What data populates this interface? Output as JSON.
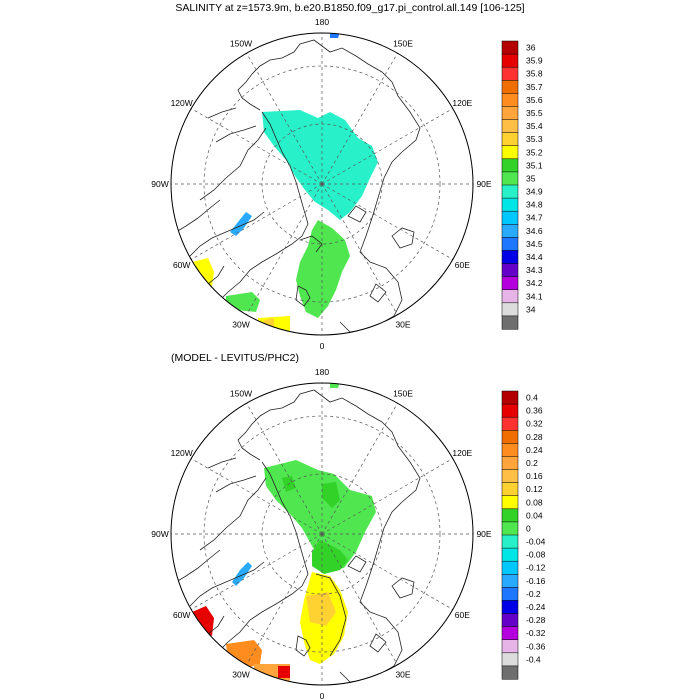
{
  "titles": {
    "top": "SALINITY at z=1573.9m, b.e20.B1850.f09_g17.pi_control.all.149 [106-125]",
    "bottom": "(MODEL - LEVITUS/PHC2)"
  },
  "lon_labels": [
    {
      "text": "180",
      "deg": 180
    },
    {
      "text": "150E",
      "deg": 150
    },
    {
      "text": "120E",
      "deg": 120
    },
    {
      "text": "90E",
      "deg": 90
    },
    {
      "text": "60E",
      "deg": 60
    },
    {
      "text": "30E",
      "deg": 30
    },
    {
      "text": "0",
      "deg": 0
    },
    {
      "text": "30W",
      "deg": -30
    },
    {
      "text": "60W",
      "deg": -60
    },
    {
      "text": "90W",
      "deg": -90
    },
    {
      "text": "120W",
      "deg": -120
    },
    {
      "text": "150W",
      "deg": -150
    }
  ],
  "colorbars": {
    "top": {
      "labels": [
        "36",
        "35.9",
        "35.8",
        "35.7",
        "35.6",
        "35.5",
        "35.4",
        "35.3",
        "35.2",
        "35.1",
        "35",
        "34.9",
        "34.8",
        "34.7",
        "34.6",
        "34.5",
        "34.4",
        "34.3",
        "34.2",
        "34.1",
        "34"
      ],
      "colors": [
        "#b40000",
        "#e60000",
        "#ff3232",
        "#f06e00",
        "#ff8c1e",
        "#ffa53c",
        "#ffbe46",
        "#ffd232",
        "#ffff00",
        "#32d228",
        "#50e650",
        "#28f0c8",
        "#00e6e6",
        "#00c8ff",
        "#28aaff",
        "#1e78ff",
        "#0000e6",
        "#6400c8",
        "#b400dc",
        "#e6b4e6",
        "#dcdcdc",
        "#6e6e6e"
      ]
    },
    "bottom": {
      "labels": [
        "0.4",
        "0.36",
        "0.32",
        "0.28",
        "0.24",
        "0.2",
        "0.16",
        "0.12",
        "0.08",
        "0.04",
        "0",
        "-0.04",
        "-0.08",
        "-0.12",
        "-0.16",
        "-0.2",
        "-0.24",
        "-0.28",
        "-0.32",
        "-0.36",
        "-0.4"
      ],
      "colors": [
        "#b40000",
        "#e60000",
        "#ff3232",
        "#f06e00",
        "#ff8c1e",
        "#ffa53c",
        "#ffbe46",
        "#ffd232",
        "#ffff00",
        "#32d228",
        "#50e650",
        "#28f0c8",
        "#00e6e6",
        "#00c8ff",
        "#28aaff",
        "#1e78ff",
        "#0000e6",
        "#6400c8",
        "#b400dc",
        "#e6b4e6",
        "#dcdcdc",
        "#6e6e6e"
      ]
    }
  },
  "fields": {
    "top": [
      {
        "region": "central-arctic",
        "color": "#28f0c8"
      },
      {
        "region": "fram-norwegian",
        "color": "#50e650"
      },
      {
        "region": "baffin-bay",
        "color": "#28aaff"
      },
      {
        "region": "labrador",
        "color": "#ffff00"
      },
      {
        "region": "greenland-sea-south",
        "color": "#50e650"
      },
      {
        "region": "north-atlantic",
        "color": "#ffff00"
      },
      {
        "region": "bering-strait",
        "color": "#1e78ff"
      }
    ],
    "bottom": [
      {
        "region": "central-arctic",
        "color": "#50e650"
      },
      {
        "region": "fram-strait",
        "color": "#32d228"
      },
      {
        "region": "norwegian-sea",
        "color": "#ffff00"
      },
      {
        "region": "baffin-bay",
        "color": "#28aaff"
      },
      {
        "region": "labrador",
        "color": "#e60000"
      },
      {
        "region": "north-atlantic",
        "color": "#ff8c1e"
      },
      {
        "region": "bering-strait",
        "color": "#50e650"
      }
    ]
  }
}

+---+

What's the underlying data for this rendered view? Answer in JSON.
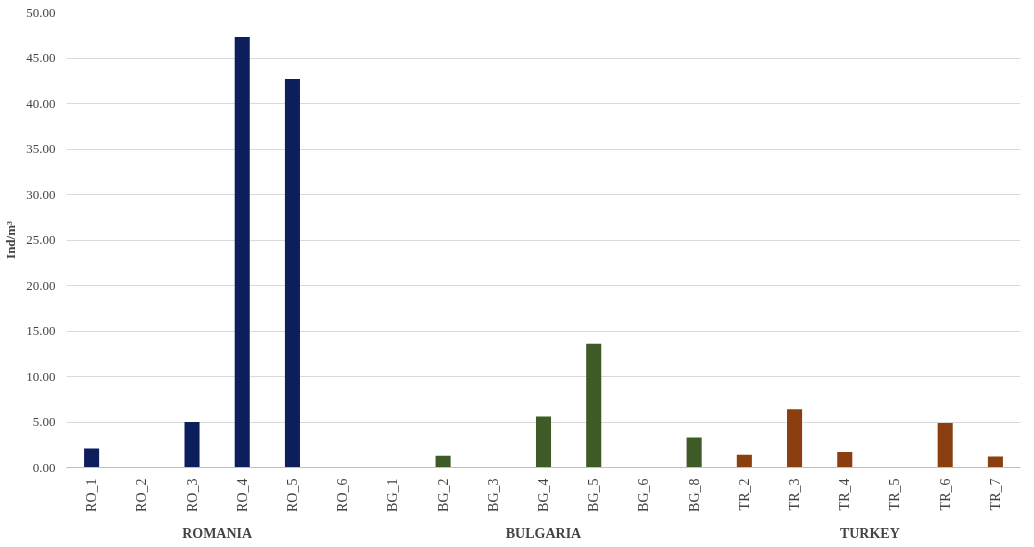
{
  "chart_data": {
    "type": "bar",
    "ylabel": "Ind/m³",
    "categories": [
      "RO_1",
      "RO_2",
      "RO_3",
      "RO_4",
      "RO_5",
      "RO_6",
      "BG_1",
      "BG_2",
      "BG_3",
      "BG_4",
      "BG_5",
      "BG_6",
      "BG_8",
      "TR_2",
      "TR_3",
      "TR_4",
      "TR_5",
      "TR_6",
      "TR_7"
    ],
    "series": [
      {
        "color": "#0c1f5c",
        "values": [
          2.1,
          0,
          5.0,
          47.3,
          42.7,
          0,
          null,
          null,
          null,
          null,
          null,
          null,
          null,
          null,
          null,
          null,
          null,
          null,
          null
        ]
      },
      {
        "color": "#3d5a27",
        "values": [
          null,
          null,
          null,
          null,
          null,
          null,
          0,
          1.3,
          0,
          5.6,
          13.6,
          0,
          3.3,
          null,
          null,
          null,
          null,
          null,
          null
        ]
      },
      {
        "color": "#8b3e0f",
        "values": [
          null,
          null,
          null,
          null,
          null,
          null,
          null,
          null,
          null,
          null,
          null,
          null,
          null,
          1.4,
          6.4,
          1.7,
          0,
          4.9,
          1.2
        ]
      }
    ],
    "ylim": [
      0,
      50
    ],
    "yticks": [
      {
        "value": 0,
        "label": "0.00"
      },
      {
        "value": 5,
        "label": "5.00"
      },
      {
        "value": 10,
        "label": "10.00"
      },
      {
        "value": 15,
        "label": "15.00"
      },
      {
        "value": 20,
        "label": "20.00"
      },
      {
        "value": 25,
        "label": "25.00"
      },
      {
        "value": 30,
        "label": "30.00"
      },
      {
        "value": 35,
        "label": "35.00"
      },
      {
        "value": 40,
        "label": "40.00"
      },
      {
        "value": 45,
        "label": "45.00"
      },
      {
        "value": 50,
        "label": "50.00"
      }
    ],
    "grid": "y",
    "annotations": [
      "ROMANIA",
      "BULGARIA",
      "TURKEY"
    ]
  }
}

+---+

> **Stated problem**
Check each line of these records for the string "fram" and state only how many lines have it.

> **Finished exercise**
2